• _WHAT TO PRODUCE_
Take the data below and repeat it exactly.

[Raw records]
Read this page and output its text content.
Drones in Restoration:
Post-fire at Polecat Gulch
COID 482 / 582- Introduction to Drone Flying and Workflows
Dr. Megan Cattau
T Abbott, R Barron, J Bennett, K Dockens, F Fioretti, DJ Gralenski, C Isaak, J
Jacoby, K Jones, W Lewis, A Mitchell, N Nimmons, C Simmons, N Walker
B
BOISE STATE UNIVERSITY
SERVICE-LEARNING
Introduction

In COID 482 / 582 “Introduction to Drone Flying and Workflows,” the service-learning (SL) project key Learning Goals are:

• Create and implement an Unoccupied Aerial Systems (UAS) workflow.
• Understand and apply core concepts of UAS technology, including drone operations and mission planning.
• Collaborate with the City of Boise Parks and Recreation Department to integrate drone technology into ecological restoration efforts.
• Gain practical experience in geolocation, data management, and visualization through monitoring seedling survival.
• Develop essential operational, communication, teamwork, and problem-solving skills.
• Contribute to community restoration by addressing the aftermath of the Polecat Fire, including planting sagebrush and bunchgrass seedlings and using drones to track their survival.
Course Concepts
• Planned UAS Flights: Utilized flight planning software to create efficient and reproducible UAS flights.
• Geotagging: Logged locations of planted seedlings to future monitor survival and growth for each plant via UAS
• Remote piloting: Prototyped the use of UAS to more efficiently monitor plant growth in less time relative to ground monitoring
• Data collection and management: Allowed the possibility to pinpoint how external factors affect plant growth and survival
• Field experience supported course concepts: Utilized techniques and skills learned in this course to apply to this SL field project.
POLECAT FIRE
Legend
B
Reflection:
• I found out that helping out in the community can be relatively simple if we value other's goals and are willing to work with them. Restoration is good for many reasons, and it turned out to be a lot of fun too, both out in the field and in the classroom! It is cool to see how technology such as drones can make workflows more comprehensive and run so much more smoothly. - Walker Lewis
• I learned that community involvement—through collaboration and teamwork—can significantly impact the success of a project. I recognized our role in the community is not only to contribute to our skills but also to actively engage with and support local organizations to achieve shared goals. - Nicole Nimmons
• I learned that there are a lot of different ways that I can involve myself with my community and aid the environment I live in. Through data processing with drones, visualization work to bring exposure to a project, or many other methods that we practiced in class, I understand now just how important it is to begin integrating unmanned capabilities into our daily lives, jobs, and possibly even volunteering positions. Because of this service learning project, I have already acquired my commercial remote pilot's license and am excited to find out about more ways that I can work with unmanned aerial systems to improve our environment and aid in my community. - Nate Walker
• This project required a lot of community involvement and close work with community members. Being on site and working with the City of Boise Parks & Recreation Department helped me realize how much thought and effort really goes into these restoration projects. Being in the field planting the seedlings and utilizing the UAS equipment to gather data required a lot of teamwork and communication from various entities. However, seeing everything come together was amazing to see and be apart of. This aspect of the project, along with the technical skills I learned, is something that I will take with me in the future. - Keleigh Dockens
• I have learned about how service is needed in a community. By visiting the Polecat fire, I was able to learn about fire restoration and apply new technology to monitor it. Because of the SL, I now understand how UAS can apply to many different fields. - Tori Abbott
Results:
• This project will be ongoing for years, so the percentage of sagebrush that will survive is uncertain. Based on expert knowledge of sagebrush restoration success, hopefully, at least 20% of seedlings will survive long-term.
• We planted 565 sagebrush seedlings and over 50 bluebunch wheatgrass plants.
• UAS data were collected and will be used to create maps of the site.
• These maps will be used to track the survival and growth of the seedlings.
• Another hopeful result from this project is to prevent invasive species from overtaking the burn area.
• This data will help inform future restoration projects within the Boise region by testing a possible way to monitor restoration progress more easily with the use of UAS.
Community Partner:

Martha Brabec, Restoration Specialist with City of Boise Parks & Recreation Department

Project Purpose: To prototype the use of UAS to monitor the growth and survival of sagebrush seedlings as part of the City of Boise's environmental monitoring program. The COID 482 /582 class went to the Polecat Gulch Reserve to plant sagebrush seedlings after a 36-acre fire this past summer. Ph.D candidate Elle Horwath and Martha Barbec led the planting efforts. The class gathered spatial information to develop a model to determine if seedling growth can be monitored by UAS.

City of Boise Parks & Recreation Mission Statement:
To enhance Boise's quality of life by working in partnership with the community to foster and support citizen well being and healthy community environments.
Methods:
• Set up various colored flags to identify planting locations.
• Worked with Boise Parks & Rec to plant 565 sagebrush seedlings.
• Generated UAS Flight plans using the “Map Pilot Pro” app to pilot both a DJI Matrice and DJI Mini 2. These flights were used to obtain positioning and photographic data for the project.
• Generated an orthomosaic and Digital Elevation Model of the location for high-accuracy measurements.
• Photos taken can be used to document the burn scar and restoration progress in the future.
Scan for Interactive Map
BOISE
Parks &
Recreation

• _WRITTEN RESPONSE_
Read this page and output its text content.
Drones in Restoration:
Post-fire at Polecat Gulch
COID 482 / 582- Introduction to Drone Flying and Workflows
Dr. Megan Cattau
T Abbott, R Barron, J Bennett, K Dockens, F Fioretti, DJ Gralenski, C Isaak, J
Jacoby, K Jones, W Lewis, A Mitchell, N Nimmons, C Simmons, N Walker
B
BOISE STATE UNIVERSITY
SERVICE-LEARNING
Introduction

In COID 482 / 582 “Introduction to Drone Flying and Workflows,” the service-learning (SL) project key Learning Goals are:

• Create and implement an Unoccupied Aerial Systems (UAS) workflow.
• Understand and apply core concepts of UAS technology, including drone operations and mission planning.
• Collaborate with the City of Boise Parks and Recreation Department to integrate drone technology into ecological restoration efforts.
• Gain practical experience in geolocation, data management, and visualization through monitoring seedling survival.
• Develop essential operational, communication, teamwork, and problem-solving skills.
• Contribute to community restoration by addressing the aftermath of the Polecat Fire, including planting sagebrush and bunchgrass seedlings and using drones to track their survival.
Course Concepts
• Planned UAS Flights: Utilized flight planning software to create efficient and reproducible UAS flights.
• Geotagging: Logged locations of planted seedlings to future monitor survival and growth for each plant via UAS
• Remote piloting: Prototyped the use of UAS to more efficiently monitor plant growth in less time relative to ground monitoring
• Data collection and management: Allowed the possibility to pinpoint how external factors affect plant growth and survival
• Field experience supported course concepts: Utilized techniques and skills learned in this course to apply to this SL field project.
POLECAT FIRE
Legend
B
Reflection:
• I found out that helping out in the community can be relatively simple if we value other's goals and are willing to work with them. Restoration is good for many reasons, and it turned out to be a lot of fun too, both out in the field and in the classroom! It is cool to see how technology such as drones can make workflows more comprehensive and run so much more smoothly. - Walker Lewis
• I learned that community involvement—through collaboration and teamwork—can significantly impact the success of a project. I recognized our role in the community is not only to contribute to our skills but also to actively engage with and support local organizations to achieve shared goals. - Nicole Nimmons
• I learned that there are a lot of different ways that I can involve myself with my community and aid the environment I live in. Through data processing with drones, visualization work to bring exposure to a project, or many other methods that we practiced in class, I understand now just how important it is to begin integrating unmanned capabilities into our daily lives, jobs, and possibly even volunteering positions. Because of this service learning project, I have already acquired my commercial remote pilot's license and am excited to find out about more ways that I can work with unmanned aerial systems to improve our environment and aid in my community. - Nate Walker
• This project required a lot of community involvement and close work with community members. Being on site and working with the City of Boise Parks & Recreation Department helped me realize how much thought and effort really goes into these restoration projects. Being in the field planting the seedlings and utilizing the UAS equipment to gather data required a lot of teamwork and communication from various entities. However, seeing everything come together was amazing to see and be apart of. This aspect of the project, along with the technical skills I learned, is something that I will take with me in the future. - Keleigh Dockens
• I have learned about how service is needed in a community. By visiting the Polecat fire, I was able to learn about fire restoration and apply new technology to monitor it. Because of the SL, I now understand how UAS can apply to many different fields. - Tori Abbott
Results:
• This project will be ongoing for years, so the percentage of sagebrush that will survive is uncertain. Based on expert knowledge of sagebrush restoration success, hopefully, at least 20% of seedlings will survive long-term.
• We planted 565 sagebrush seedlings and over 50 bluebunch wheatgrass plants.
• UAS data were collected and will be used to create maps of the site.
• These maps will be used to track the survival and growth of the seedlings.
• Another hopeful result from this project is to prevent invasive species from overtaking the burn area.
• This data will help inform future restoration projects within the Boise region by testing a possible way to monitor restoration progress more easily with the use of UAS.
Community Partner:

Martha Brabec, Restoration Specialist with City of Boise Parks & Recreation Department

Project Purpose: To prototype the use of UAS to monitor the growth and survival of sagebrush seedlings as part of the City of Boise's environmental monitoring program. The COID 482 /582 class went to the Polecat Gulch Reserve to plant sagebrush seedlings after a 36-acre fire this past summer. Ph.D candidate Elle Horwath and Martha Barbec led the planting efforts. The class gathered spatial information to develop a model to determine if seedling growth can be monitored by UAS.

City of Boise Parks & Recreation Mission Statement:
To enhance Boise's quality of life by working in partnership with the community to foster and support citizen well being and healthy community environments.
Methods:
• Set up various colored flags to identify planting locations.
• Worked with Boise Parks & Rec to plant 565 sagebrush seedlings.
• Generated UAS Flight plans using the “Map Pilot Pro” app to pilot both a DJI Matrice and DJI Mini 2. These flights were used to obtain positioning and photographic data for the project.
• Generated an orthomosaic and Digital Elevation Model of the location for high-accuracy measurements.
• Photos taken can be used to document the burn scar and restoration progress in the future.
Scan for Interactive Map
BOISE
Parks &
Recreation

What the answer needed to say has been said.